§ **WORK TO BE COMPLETED**: Find each line holding the word "trial" and give the number of such lines, nothing else.

-- start of INFORMATION SHOWN --

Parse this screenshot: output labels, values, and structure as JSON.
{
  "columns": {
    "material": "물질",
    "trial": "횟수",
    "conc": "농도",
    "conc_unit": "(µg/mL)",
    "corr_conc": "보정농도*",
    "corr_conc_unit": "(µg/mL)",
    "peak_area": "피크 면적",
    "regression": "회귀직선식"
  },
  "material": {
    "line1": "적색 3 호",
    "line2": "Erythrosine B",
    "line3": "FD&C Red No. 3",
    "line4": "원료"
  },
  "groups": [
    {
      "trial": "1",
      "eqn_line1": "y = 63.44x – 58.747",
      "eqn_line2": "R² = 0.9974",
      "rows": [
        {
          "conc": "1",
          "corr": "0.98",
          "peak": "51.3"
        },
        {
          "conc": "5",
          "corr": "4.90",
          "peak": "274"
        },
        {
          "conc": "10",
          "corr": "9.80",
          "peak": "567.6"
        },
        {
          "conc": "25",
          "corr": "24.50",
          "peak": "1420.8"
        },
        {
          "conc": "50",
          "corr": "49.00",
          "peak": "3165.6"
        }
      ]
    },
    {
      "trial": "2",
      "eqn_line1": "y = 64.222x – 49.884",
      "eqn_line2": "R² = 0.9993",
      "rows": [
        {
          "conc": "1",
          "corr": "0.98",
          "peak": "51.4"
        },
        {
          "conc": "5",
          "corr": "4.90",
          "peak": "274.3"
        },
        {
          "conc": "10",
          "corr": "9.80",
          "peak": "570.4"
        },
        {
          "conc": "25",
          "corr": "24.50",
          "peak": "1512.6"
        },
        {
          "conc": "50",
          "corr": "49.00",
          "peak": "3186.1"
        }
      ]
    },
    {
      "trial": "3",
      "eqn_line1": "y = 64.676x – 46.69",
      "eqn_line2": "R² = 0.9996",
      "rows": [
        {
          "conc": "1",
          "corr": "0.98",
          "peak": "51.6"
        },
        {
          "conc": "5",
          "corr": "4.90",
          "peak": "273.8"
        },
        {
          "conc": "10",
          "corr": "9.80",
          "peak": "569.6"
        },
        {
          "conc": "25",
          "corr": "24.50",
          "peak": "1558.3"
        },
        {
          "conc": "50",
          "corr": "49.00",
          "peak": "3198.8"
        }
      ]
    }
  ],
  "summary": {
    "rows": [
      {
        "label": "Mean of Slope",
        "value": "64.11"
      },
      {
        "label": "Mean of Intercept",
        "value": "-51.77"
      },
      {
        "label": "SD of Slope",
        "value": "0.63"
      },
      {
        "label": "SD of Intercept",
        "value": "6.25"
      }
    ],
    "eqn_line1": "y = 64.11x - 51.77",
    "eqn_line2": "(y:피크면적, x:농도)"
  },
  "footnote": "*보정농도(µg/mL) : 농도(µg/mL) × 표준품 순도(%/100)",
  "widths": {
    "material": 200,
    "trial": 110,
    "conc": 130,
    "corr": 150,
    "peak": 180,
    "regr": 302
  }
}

-- end of INFORMATION SHOWN --

§ **EXERCISE ANSWER**: 5